# start of The input

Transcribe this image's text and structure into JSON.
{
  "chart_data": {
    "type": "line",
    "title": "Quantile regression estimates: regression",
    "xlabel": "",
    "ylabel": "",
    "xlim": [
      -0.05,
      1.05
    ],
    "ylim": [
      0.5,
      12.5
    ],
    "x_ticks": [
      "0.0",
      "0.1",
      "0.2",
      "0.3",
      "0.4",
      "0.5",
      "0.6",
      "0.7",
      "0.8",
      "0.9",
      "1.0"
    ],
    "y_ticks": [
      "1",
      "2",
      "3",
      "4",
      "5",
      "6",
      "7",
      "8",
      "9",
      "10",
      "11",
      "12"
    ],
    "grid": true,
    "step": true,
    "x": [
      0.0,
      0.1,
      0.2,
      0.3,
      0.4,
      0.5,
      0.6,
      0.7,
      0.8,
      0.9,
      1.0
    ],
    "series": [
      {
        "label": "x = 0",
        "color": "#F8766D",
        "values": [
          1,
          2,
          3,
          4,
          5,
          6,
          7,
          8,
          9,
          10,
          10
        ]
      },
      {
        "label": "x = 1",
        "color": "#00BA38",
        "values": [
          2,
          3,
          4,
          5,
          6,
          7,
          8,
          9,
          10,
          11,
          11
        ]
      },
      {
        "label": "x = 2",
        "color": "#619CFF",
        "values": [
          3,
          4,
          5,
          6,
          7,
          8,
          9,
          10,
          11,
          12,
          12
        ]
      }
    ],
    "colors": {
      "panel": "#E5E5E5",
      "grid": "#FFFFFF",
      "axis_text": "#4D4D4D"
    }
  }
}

# end of The input

## What the exercise asks
Write out all the lines again, exactly as they are.

## Answer for this exercise
Transcribe this image's text and structure into JSON.
{
  "chart_data": {
    "type": "line",
    "title": "Quantile regression estimates: regression",
    "xlabel": "",
    "ylabel": "",
    "xlim": [
      -0.05,
      1.05
    ],
    "ylim": [
      0.5,
      12.5
    ],
    "x_ticks": [
      "0.0",
      "0.1",
      "0.2",
      "0.3",
      "0.4",
      "0.5",
      "0.6",
      "0.7",
      "0.8",
      "0.9",
      "1.0"
    ],
    "y_ticks": [
      "1",
      "2",
      "3",
      "4",
      "5",
      "6",
      "7",
      "8",
      "9",
      "10",
      "11",
      "12"
    ],
    "grid": true,
    "step": true,
    "x": [
      0.0,
      0.1,
      0.2,
      0.3,
      0.4,
      0.5,
      0.6,
      0.7,
      0.8,
      0.9,
      1.0
    ],
    "series": [
      {
        "label": "x = 0",
        "color": "#F8766D",
        "values": [
          1,
          2,
          3,
          4,
          5,
          6,
          7,
          8,
          9,
          10,
          10
        ]
      },
      {
        "label": "x = 1",
        "color": "#00BA38",
        "values": [
          2,
          3,
          4,
          5,
          6,
          7,
          8,
          9,
          10,
          11,
          11
        ]
      },
      {
        "label": "x = 2",
        "color": "#619CFF",
        "values": [
          3,
          4,
          5,
          6,
          7,
          8,
          9,
          10,
          11,
          12,
          12
        ]
      }
    ],
    "colors": {
      "panel": "#E5E5E5",
      "grid": "#FFFFFF",
      "axis_text": "#4D4D4D"
    }
  }
}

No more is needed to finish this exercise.